Data records

>>

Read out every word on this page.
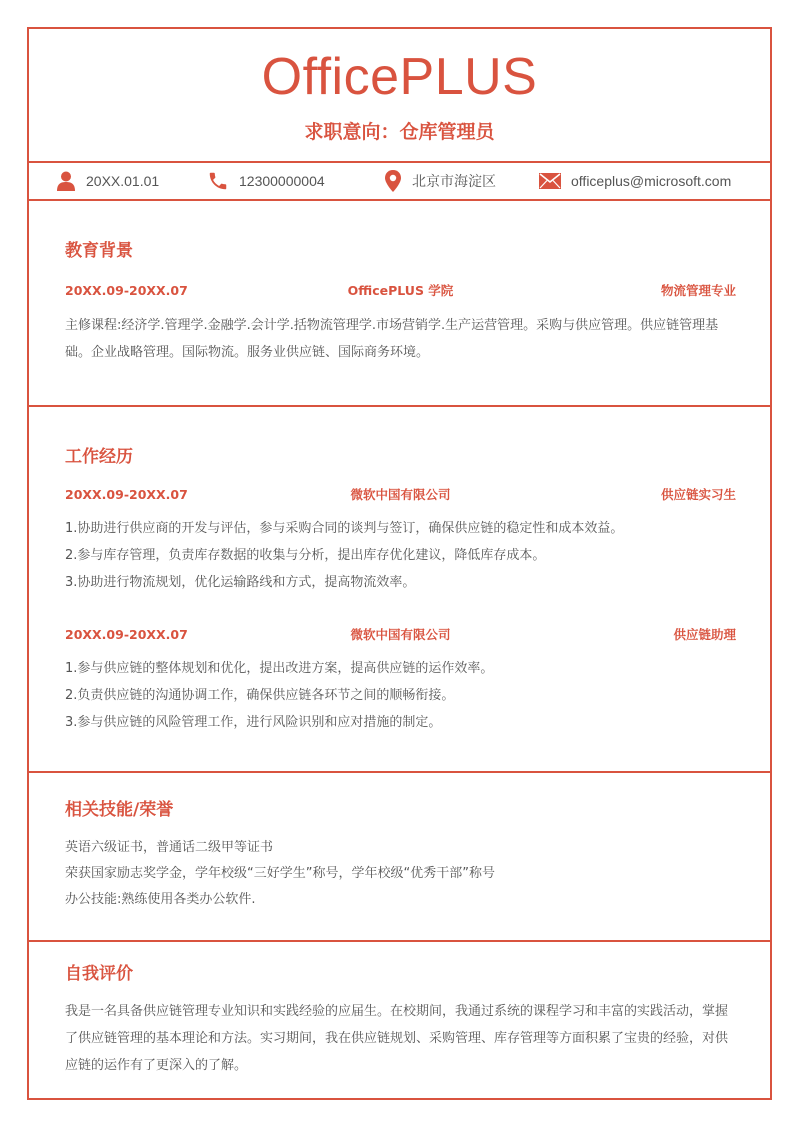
OfficePLUS
求职意向：仓库管理员
20XX.01.01	12300000004	北京市海淀区	officeplus@microsoft.com
教育背景
20XX.09-20XX.07	OfficePLUS 学院	物流管理专业
主修课程:经济学.管理学.金融学.会计学.括物流管理学.市场营销学.生产运营管理。采购与供应管理。供应链管理基础。企业战略管理。国际物流。服务业供应链、国际商务环境。
工作经历
20XX.09-20XX.07	微软中国有限公司	供应链实习生

1.协助进行供应商的开发与评估，参与采购合同的谈判与签订，确保供应链的稳定性和成本效益。

2.参与库存管理，负责库存数据的收集与分析，提出库存优化建议，降低库存成本。

3.协助进行物流规划，优化运输路线和方式，提高物流效率。

20XX.09-20XX.07	微软中国有限公司	供应链助理

1.参与供应链的整体规划和优化，提出改进方案，提高供应链的运作效率。

2.负责供应链的沟通协调工作，确保供应链各环节之间的顺畅衔接。

3.参与供应链的风险管理工作，进行风险识别和应对措施的制定。

相关技能/荣誉

英语六级证书，普通话二级甲等证书

荣获国家励志奖学金，学年校级“三好学生”称号，学年校级“优秀干部”称号

办公技能:熟练使用各类办公软件.

自我评价
我是一名具备供应链管理专业知识和实践经验的应届生。在校期间，我通过系统的课程学习和丰富的实践活动，掌握了供应链管理的基本理论和方法。实习期间，我在供应链规划、采购管理、库存管理等方面积累了宝贵的经验，对供应链的运作有了更深入的了解。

<<

**EXERCISE TASK**
Your task is to repeat the data above exactly while excluding the pictures.

**SOLUTION TO THE PROBLEM**
Read out every word on this page.
OfficePLUS
求职意向：仓库管理员
20XX.01.01	12300000004	北京市海淀区	officeplus@microsoft.com
教育背景
20XX.09-20XX.07	OfficePLUS 学院	物流管理专业
主修课程:经济学.管理学.金融学.会计学.括物流管理学.市场营销学.生产运营管理。采购与供应管理。供应链管理基础。企业战略管理。国际物流。服务业供应链、国际商务环境。
工作经历
20XX.09-20XX.07	微软中国有限公司	供应链实习生

1.协助进行供应商的开发与评估，参与采购合同的谈判与签订，确保供应链的稳定性和成本效益。

2.参与库存管理，负责库存数据的收集与分析，提出库存优化建议，降低库存成本。

3.协助进行物流规划，优化运输路线和方式，提高物流效率。

20XX.09-20XX.07	微软中国有限公司	供应链助理

1.参与供应链的整体规划和优化，提出改进方案，提高供应链的运作效率。

2.负责供应链的沟通协调工作，确保供应链各环节之间的顺畅衔接。

3.参与供应链的风险管理工作，进行风险识别和应对措施的制定。

相关技能/荣誉

英语六级证书，普通话二级甲等证书

荣获国家励志奖学金，学年校级“三好学生”称号，学年校级“优秀干部”称号

办公技能:熟练使用各类办公软件.

自我评价
我是一名具备供应链管理专业知识和实践经验的应届生。在校期间，我通过系统的课程学习和丰富的实践活动，掌握了供应链管理的基本理论和方法。实习期间，我在供应链规划、采购管理、库存管理等方面积累了宝贵的经验，对供应链的运作有了更深入的了解。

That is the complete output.